(Saved data entries)

****************

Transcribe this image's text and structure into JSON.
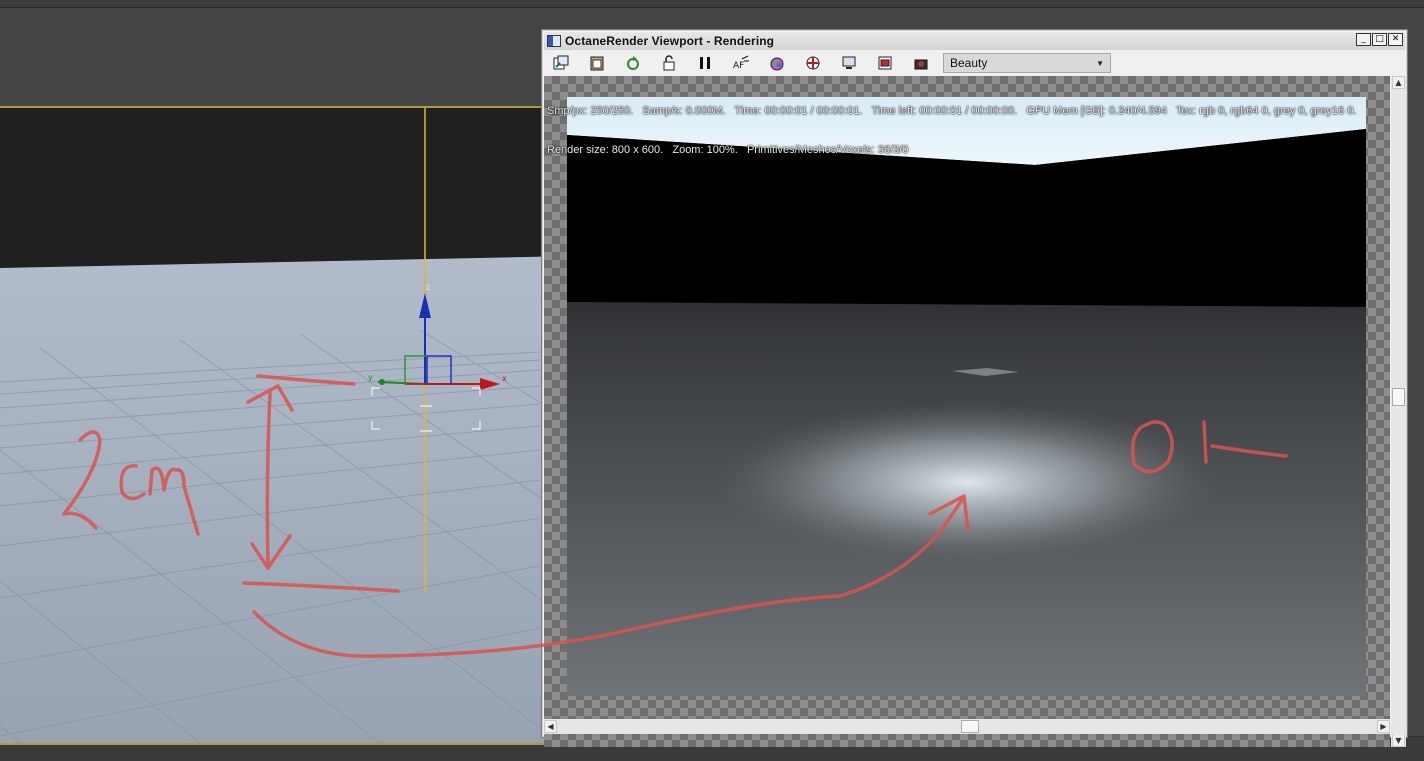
{
  "octane_window": {
    "title": "OctaneRender Viewport - Rendering",
    "controls": {
      "minimize": "_",
      "maximize": "□",
      "close": "✕"
    },
    "toolbar": {
      "buttons": [
        {
          "icon": "open-icon"
        },
        {
          "icon": "copy-to-clipboard-icon"
        },
        {
          "icon": "restart-render-icon"
        },
        {
          "icon": "lock-icon"
        },
        {
          "icon": "pause-icon"
        },
        {
          "icon": "autofocus-icon"
        },
        {
          "icon": "color-picker-icon"
        },
        {
          "icon": "region-render-icon"
        },
        {
          "icon": "display-icon"
        },
        {
          "icon": "film-settings-icon"
        },
        {
          "icon": "camera-icon"
        }
      ],
      "render_pass": {
        "selected": "Beauty"
      }
    },
    "stats": {
      "line1": "Smp/px: 250/250.   Samp/s: 0.000M.   Time: 00:00:01 / 00:00:01.   Time left: 00:00:01 / 00:00:00.   GPU Mem [GB]: 0.340/4.594   Tex: rgb 0, rgb64 0, grey 0, grey16 0.",
      "line2": "Render size: 800 x 600.   Zoom: 100%.   Primitives/Meshes/Voxels: 36/3/0"
    }
  },
  "annotations": {
    "left_note": "2cm",
    "right_note": "Ok",
    "color": "#d9534f"
  },
  "colors": {
    "viewport_border": "#b49a3c",
    "grid_floor": "#a4b0c0",
    "render_floor": "#6f7478"
  }
}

****************

Copy each line of the records precisely and drop any images they hold.

ANSWER BELOW:
Transcribe this image's text and structure into JSON.
{
  "octane_window": {
    "title": "OctaneRender Viewport - Rendering",
    "controls": {
      "minimize": "_",
      "maximize": "□",
      "close": "✕"
    },
    "toolbar": {
      "buttons": [
        {
          "icon": "open-icon"
        },
        {
          "icon": "copy-to-clipboard-icon"
        },
        {
          "icon": "restart-render-icon"
        },
        {
          "icon": "lock-icon"
        },
        {
          "icon": "pause-icon"
        },
        {
          "icon": "autofocus-icon"
        },
        {
          "icon": "color-picker-icon"
        },
        {
          "icon": "region-render-icon"
        },
        {
          "icon": "display-icon"
        },
        {
          "icon": "film-settings-icon"
        },
        {
          "icon": "camera-icon"
        }
      ],
      "render_pass": {
        "selected": "Beauty"
      }
    },
    "stats": {
      "line1": "Smp/px: 250/250.   Samp/s: 0.000M.   Time: 00:00:01 / 00:00:01.   Time left: 00:00:01 / 00:00:00.   GPU Mem [GB]: 0.340/4.594   Tex: rgb 0, rgb64 0, grey 0, grey16 0.",
      "line2": "Render size: 800 x 600.   Zoom: 100%.   Primitives/Meshes/Voxels: 36/3/0"
    }
  },
  "annotations": {
    "left_note": "2cm",
    "right_note": "Ok",
    "color": "#d9534f"
  },
  "colors": {
    "viewport_border": "#b49a3c",
    "grid_floor": "#a4b0c0",
    "render_floor": "#6f7478"
  }
}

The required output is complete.